- What to produce:
Could you extend the passage about delivering a complete server room inside a truck-borne container, picking up after its final sentence?
____ Selected extract
For example, let’s say you need to provide email for 5000 users, handle user authentication for workstations, serve a medium-use website (>10000 hits/day), document management, and handle human resources -related stuff (employee contracts, sick/vacation time use, benefits, time tracking). From my understanding, a typical organization who needs to do this will solicit proposals from several vendors, fight their internal bureaucracies over how much should be spent, what OS to use, etc, and then finally start purchasing equipment after several months. In a perfect world, the vendor supplies support and training to administrators so they can run the hardware for their organization, but otherwise leave the ‘real’ work up to the customer.

I think a very profitable business could be run in which a vendor receives such a request from a customer, but instead of worrying about which hardware goes in which closet, is there enough rack space already, or do they need more, etc, they could provide the entire package in a container that could be delivered via truck (or train). Said container could include its own HVAC unit, and only need a couple connectors to the outside world to become a ‘usable’ server room when it’s delivered.
________
____ Dataset entries
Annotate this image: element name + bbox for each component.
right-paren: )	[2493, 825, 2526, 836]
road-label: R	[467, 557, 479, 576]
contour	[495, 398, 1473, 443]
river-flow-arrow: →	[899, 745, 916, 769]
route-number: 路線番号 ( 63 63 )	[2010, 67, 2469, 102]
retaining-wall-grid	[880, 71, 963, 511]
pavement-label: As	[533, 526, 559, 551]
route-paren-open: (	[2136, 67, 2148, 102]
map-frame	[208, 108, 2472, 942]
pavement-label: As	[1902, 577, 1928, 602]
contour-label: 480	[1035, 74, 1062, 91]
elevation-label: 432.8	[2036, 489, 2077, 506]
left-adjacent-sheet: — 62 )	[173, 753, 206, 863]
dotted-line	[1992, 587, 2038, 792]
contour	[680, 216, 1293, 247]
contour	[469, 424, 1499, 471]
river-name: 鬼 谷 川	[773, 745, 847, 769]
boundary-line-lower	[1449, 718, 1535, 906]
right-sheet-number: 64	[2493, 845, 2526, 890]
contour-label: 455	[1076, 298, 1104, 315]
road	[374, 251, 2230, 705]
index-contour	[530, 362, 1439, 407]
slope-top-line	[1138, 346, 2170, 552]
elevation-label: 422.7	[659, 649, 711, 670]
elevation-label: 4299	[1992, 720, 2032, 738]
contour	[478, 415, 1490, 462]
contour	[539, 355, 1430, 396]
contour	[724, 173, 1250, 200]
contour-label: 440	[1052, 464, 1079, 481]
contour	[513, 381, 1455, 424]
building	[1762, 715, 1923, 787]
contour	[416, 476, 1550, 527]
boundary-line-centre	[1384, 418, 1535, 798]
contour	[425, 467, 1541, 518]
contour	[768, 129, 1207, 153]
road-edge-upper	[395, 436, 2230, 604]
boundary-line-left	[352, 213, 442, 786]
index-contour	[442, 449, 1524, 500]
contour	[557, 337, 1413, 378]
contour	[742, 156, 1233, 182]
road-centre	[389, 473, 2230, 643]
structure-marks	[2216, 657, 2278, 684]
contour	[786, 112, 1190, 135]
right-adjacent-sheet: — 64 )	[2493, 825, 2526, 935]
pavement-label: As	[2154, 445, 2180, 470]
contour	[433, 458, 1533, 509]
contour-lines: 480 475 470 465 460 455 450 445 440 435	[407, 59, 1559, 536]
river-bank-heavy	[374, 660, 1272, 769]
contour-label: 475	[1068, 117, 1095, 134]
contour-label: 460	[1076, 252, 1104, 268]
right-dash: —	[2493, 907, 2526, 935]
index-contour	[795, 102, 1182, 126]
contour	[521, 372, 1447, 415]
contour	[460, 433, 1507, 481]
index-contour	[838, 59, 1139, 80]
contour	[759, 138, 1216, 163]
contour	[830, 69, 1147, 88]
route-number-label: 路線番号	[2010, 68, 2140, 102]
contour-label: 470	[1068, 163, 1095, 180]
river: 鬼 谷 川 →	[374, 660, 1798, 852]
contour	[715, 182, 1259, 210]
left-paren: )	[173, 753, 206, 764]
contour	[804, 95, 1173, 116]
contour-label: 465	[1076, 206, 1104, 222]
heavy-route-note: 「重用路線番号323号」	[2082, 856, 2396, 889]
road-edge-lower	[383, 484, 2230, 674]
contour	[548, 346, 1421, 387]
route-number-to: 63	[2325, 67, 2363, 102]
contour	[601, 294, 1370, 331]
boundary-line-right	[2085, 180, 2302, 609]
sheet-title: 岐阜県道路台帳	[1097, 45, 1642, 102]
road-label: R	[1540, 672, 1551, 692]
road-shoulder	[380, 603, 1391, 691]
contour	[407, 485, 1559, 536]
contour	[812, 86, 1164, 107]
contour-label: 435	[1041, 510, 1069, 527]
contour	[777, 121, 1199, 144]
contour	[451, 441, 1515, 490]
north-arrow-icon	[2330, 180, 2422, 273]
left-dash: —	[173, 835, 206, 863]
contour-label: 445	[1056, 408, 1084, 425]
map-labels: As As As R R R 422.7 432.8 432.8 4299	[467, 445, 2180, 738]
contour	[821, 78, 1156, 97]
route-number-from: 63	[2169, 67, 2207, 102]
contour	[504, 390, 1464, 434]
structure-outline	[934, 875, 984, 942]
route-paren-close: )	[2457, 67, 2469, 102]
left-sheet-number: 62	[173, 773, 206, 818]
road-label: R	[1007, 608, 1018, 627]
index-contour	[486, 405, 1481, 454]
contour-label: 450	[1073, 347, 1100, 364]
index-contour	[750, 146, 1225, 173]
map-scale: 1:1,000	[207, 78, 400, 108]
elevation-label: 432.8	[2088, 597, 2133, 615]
________
- Written reply:
My vision for this is to install lots of rack space into a default arrangement in the container, preroute cooling and ventilation ducts, wire the whole container for power, phone, and network, and install insulation inside the container, so that the HVAC unit won’t be working overtime to keep the box cold.

Containers have lots of space inside of them, and could easily be used to hold dozens of servers, storage units, and networking infrastructure hardware. Once a customer settled on what they need, in terms of current and future capacity, minimum networking requirements, OS, etc, the vendor would just install all of the necessary hardware into the racks inside the container, install non-proprietary software into the hardware – basically everything the systems administrators would have to do when the hardware arrived at their location – but would then just close the doors on the container, hire a trucking outfit to deliver the container, and have it dropped-off at the customer’s location.

All that would be left for the customer would be decide where they wanted their datacenter, connect power and network, and turn it on.

What do you think?